§ **Required work**: Whenever the word "Images" shows up in a line of the data, copy that line.

[Collection entries]
▬▬▬▬▬▬▬▬▬▬
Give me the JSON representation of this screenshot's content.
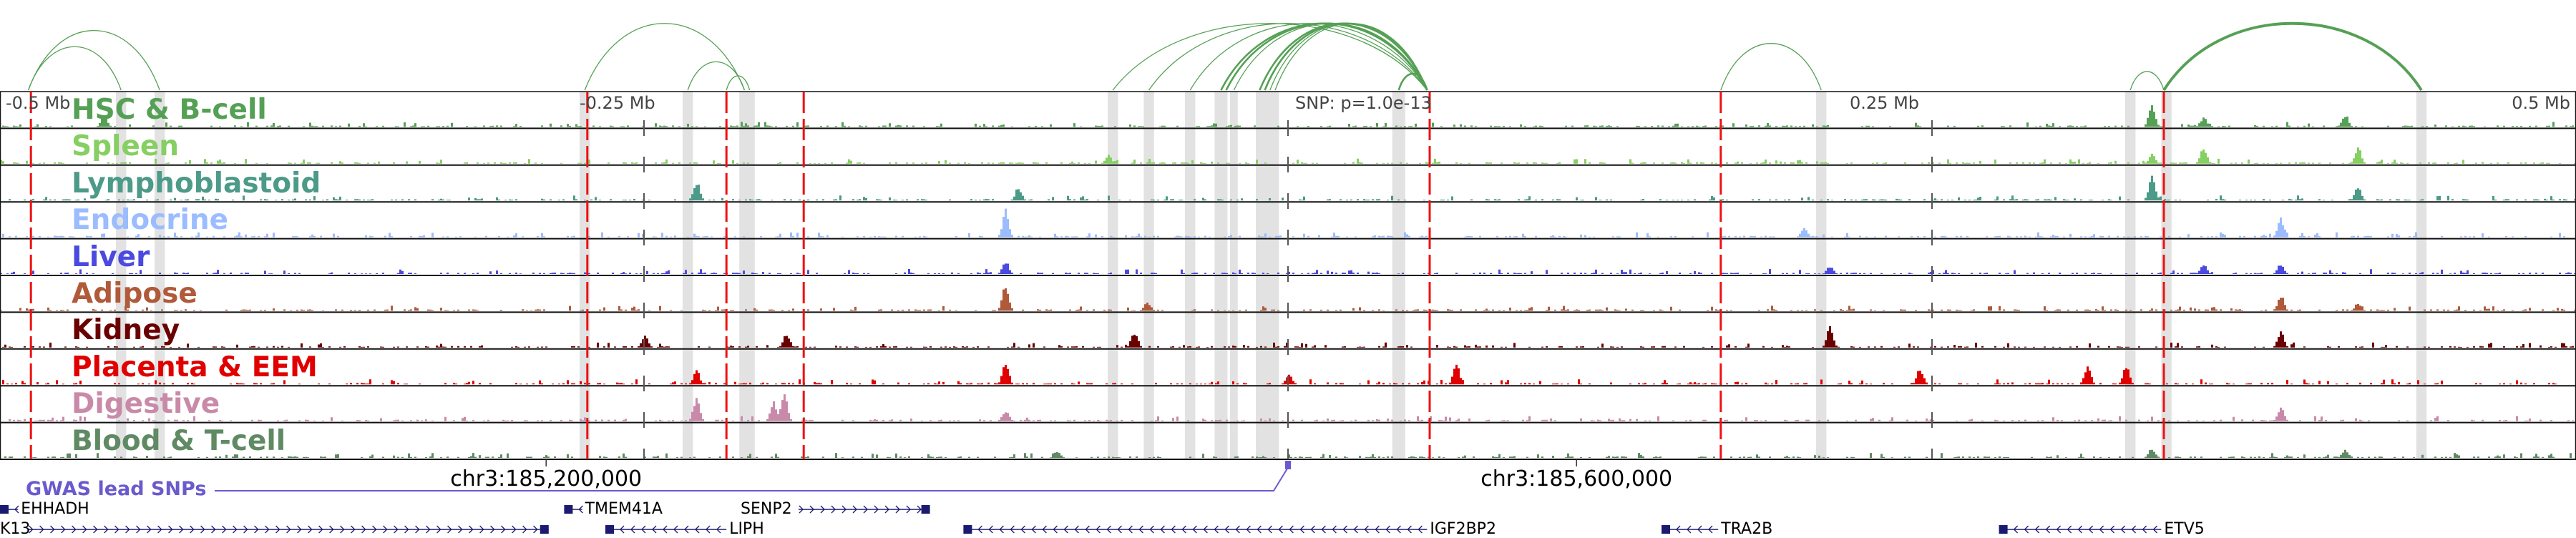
{
  "axis": {
    "labels": [
      {
        "text": "-0.5 Mb",
        "pos": -0.5
      },
      {
        "text": "-0.25 Mb",
        "pos": -0.25
      },
      {
        "text": "SNP: p=1.0e-13",
        "pos": 0
      },
      {
        "text": "0.25 Mb",
        "pos": 0.25
      },
      {
        "text": "0.5 Mb",
        "pos": 0.5
      }
    ],
    "coords": [
      {
        "text": "chr3:185,200,000",
        "pos": -0.288
      },
      {
        "text": "chr3:185,600,000",
        "pos": 0.112
      }
    ]
  },
  "tracks": [
    {
      "label": "HSC & B-cell",
      "color": "#55a055",
      "peaks": [
        [
          0.335,
          0.9
        ],
        [
          0.355,
          0.35
        ],
        [
          0.41,
          0.45
        ],
        [
          -0.46,
          0.4
        ]
      ]
    },
    {
      "label": "Spleen",
      "color": "#86cf62",
      "peaks": [
        [
          0.355,
          0.6
        ],
        [
          0.415,
          0.6
        ],
        [
          0.335,
          0.35
        ],
        [
          -0.07,
          0.3
        ]
      ]
    },
    {
      "label": "Lymphoblastoid",
      "color": "#4c9a88",
      "peaks": [
        [
          0.335,
          1.0
        ],
        [
          0.415,
          0.5
        ],
        [
          -0.23,
          0.7
        ],
        [
          -0.105,
          0.5
        ]
      ]
    },
    {
      "label": "Endocrine",
      "color": "#9bbcff",
      "peaks": [
        [
          -0.11,
          1.0
        ],
        [
          0.385,
          0.75
        ],
        [
          0.2,
          0.35
        ]
      ]
    },
    {
      "label": "Liver",
      "color": "#4a4ae0",
      "peaks": [
        [
          -0.11,
          0.5
        ],
        [
          0.385,
          0.4
        ],
        [
          0.355,
          0.35
        ],
        [
          0.21,
          0.3
        ]
      ]
    },
    {
      "label": "Adipose",
      "color": "#b05a3a",
      "peaks": [
        [
          -0.11,
          1.0
        ],
        [
          0.385,
          0.6
        ],
        [
          -0.055,
          0.35
        ],
        [
          0.415,
          0.3
        ]
      ]
    },
    {
      "label": "Kidney",
      "color": "#6b0000",
      "peaks": [
        [
          0.21,
          0.8
        ],
        [
          0.385,
          0.6
        ],
        [
          -0.195,
          0.55
        ],
        [
          -0.06,
          0.6
        ],
        [
          -0.25,
          0.45
        ]
      ]
    },
    {
      "label": "Placenta & EEM",
      "color": "#e00000",
      "peaks": [
        [
          -0.11,
          0.8
        ],
        [
          0.0,
          0.4
        ],
        [
          0.065,
          0.7
        ],
        [
          0.31,
          0.7
        ],
        [
          0.325,
          0.7
        ],
        [
          0.245,
          0.6
        ],
        [
          -0.23,
          0.5
        ]
      ]
    },
    {
      "label": "Digestive",
      "color": "#c98aaa",
      "peaks": [
        [
          -0.196,
          1.0
        ],
        [
          -0.23,
          0.9
        ],
        [
          -0.2,
          0.7
        ],
        [
          0.385,
          0.5
        ],
        [
          -0.11,
          0.4
        ]
      ]
    },
    {
      "label": "Blood & T-cell",
      "color": "#5f8a63",
      "peaks": [
        [
          0.335,
          0.35
        ],
        [
          0.41,
          0.3
        ],
        [
          -0.09,
          0.25
        ]
      ]
    }
  ],
  "red_lines": [
    -0.488,
    -0.272,
    -0.218,
    -0.188,
    0.055,
    0.168,
    0.34
  ],
  "highlights": [
    [
      -0.453,
      0.004
    ],
    [
      -0.438,
      0.004
    ],
    [
      -0.273,
      0.004
    ],
    [
      -0.233,
      0.004
    ],
    [
      -0.211,
      0.004
    ],
    [
      -0.209,
      0.004
    ],
    [
      -0.068,
      0.004
    ],
    [
      -0.054,
      0.004
    ],
    [
      -0.038,
      0.004
    ],
    [
      -0.026,
      0.005
    ],
    [
      -0.021,
      0.003
    ],
    [
      -0.011,
      0.003
    ],
    [
      -0.009,
      0.003
    ],
    [
      -0.007,
      0.003
    ],
    [
      -0.005,
      0.003
    ],
    [
      0.043,
      0.005
    ],
    [
      0.207,
      0.004
    ],
    [
      0.327,
      0.004
    ],
    [
      0.341,
      0.004
    ],
    [
      0.44,
      0.004
    ]
  ],
  "arcs": [
    [
      -0.489,
      -0.453,
      1
    ],
    [
      -0.489,
      -0.438,
      1
    ],
    [
      -0.273,
      -0.211,
      1
    ],
    [
      -0.233,
      -0.211,
      1
    ],
    [
      -0.218,
      -0.209,
      1
    ],
    [
      -0.068,
      0.054,
      1
    ],
    [
      -0.054,
      0.054,
      1
    ],
    [
      -0.038,
      0.054,
      1
    ],
    [
      -0.026,
      0.054,
      2
    ],
    [
      -0.024,
      0.054,
      2
    ],
    [
      -0.021,
      0.054,
      1
    ],
    [
      -0.011,
      0.054,
      2
    ],
    [
      -0.009,
      0.054,
      2
    ],
    [
      -0.007,
      0.054,
      1
    ],
    [
      -0.005,
      0.054,
      1
    ],
    [
      0.043,
      0.054,
      2
    ],
    [
      0.168,
      0.207,
      1
    ],
    [
      0.327,
      0.34,
      1
    ],
    [
      0.34,
      0.44,
      3
    ]
  ],
  "gwas": {
    "label": "GWAS lead SNPs",
    "snp_pos": 0
  },
  "genes": [
    {
      "name": "EHHADH",
      "row": 0,
      "start": -0.5,
      "end": -0.493,
      "strand": "-",
      "label_side": "right"
    },
    {
      "name": "TMEM41A",
      "row": 0,
      "start": -0.281,
      "end": -0.274,
      "strand": "-",
      "label_side": "right"
    },
    {
      "name": "SENP2",
      "row": 0,
      "start": -0.19,
      "end": -0.139,
      "strand": "+",
      "label_side": "left"
    },
    {
      "name": "K13",
      "row": 1,
      "start": -0.489,
      "end": -0.287,
      "strand": "+",
      "label_side": "left"
    },
    {
      "name": "LIPH",
      "row": 1,
      "start": -0.265,
      "end": -0.218,
      "strand": "-",
      "label_side": "right"
    },
    {
      "name": "IGF2BP2",
      "row": 1,
      "start": -0.126,
      "end": 0.054,
      "strand": "-",
      "label_side": "right"
    },
    {
      "name": "TRA2B",
      "row": 1,
      "start": 0.145,
      "end": 0.167,
      "strand": "-",
      "label_side": "right"
    },
    {
      "name": "ETV5",
      "row": 1,
      "start": 0.276,
      "end": 0.339,
      "strand": "-",
      "label_side": "right"
    }
  ]
}
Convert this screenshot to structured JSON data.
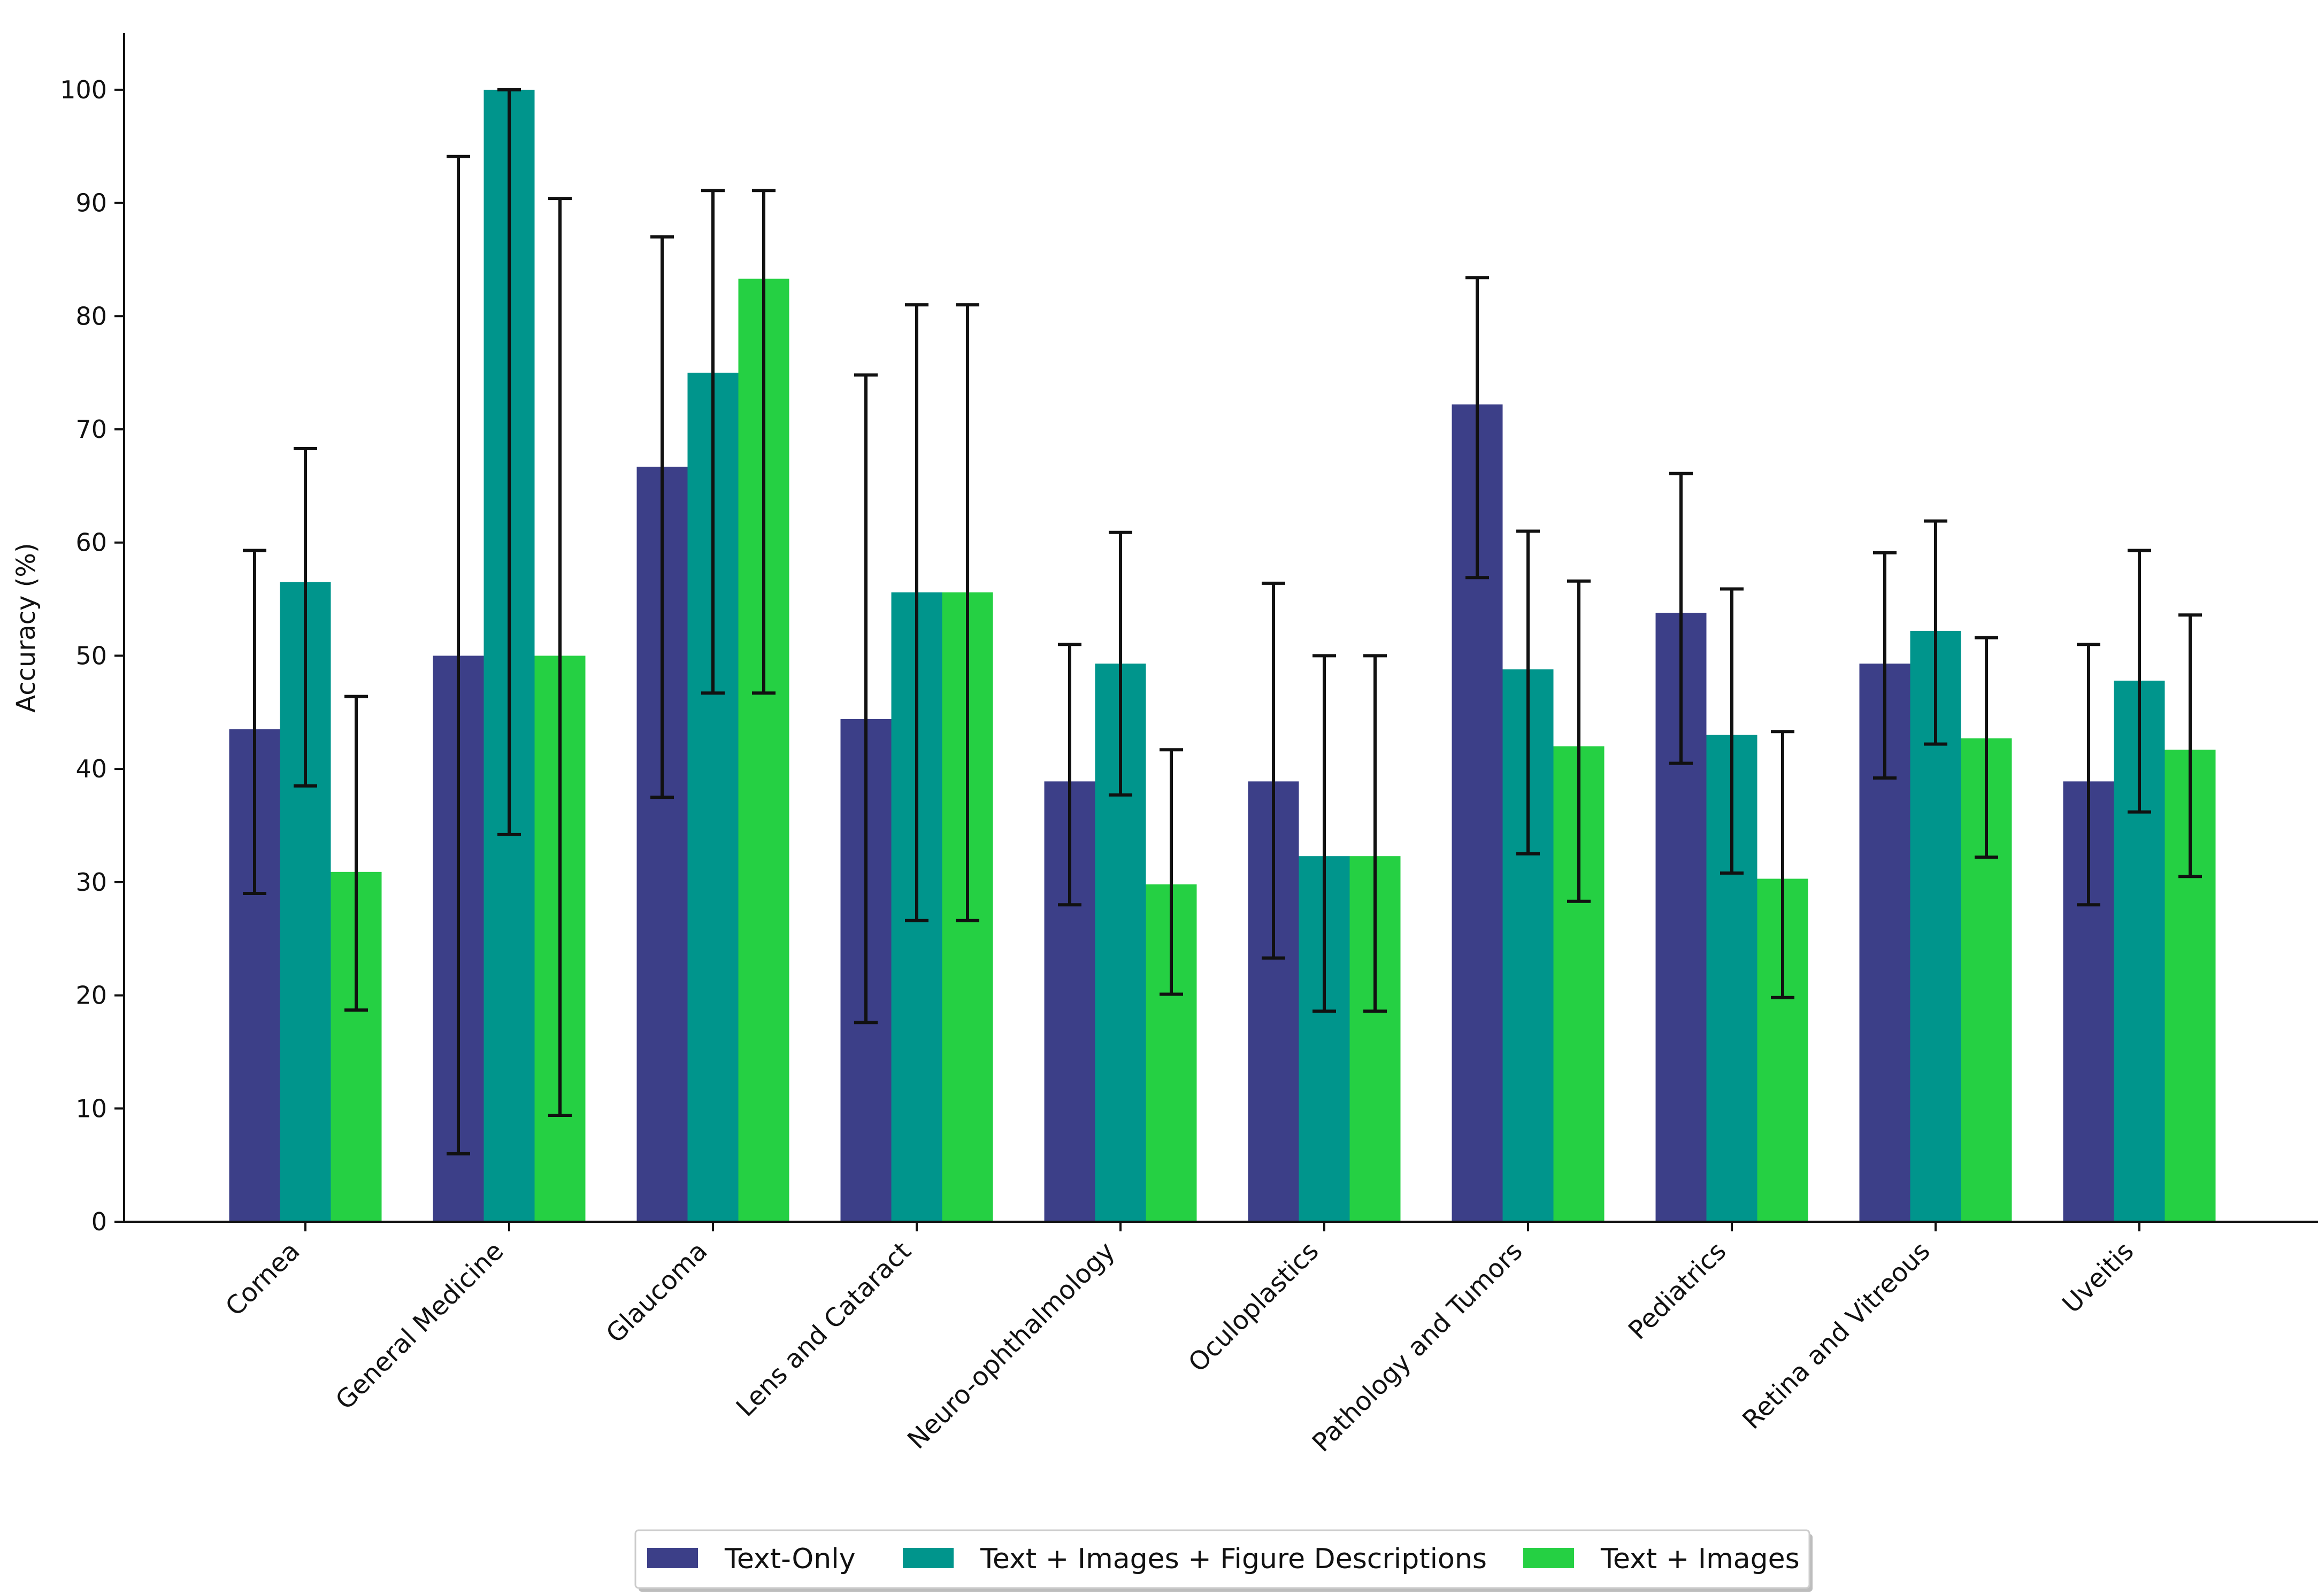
{
  "chart_data": {
    "type": "bar",
    "title": "",
    "xlabel": "",
    "ylabel": "Accuracy (%)",
    "ylim": [
      0,
      105
    ],
    "yticks": [
      0,
      10,
      20,
      30,
      40,
      50,
      60,
      70,
      80,
      90,
      100
    ],
    "grid": false,
    "legend_position": "bottom-center",
    "categories": [
      "Cornea",
      "General Medicine",
      "Glaucoma",
      "Lens and Cataract",
      "Neuro-ophthalmology",
      "Oculoplastics",
      "Pathology and Tumors",
      "Pediatrics",
      "Retina and Vitreous",
      "Uveitis"
    ],
    "series": [
      {
        "name": "Text-Only",
        "color": "#3c3f88",
        "values": [
          43.5,
          50.0,
          66.7,
          44.4,
          38.9,
          38.9,
          72.2,
          53.8,
          49.3,
          38.9
        ],
        "error_low": [
          29.0,
          6.0,
          37.5,
          17.6,
          28.0,
          23.3,
          56.9,
          40.5,
          39.2,
          28.0
        ],
        "error_high": [
          59.3,
          94.1,
          87.0,
          74.8,
          51.0,
          56.4,
          83.4,
          66.1,
          59.1,
          51.0
        ]
      },
      {
        "name": "Text + Images + Figure Descriptions",
        "color": "#00958c",
        "values": [
          56.5,
          100.0,
          75.0,
          55.6,
          49.3,
          32.3,
          48.8,
          43.0,
          52.2,
          47.8
        ],
        "error_low": [
          38.5,
          34.2,
          46.7,
          26.6,
          37.7,
          18.6,
          32.5,
          30.8,
          42.2,
          36.2
        ],
        "error_high": [
          68.3,
          100.0,
          91.1,
          81.0,
          60.9,
          50.0,
          61.0,
          55.9,
          61.9,
          59.3
        ]
      },
      {
        "name": "Text + Images",
        "color": "#25d043",
        "values": [
          30.9,
          50.0,
          83.3,
          55.6,
          29.8,
          32.3,
          42.0,
          30.3,
          42.7,
          41.7
        ],
        "error_low": [
          18.7,
          9.4,
          46.7,
          26.6,
          20.1,
          18.6,
          28.3,
          19.8,
          32.2,
          30.5
        ],
        "error_high": [
          46.4,
          90.4,
          91.1,
          81.0,
          41.7,
          50.0,
          56.6,
          43.3,
          51.6,
          53.6
        ]
      }
    ]
  }
}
▬▬▬▬▬▬▬▬▬▬
§ **Result for this exercise**:
        "name": "Text + Images + Figure Descriptions",
        "name": "Text + Images",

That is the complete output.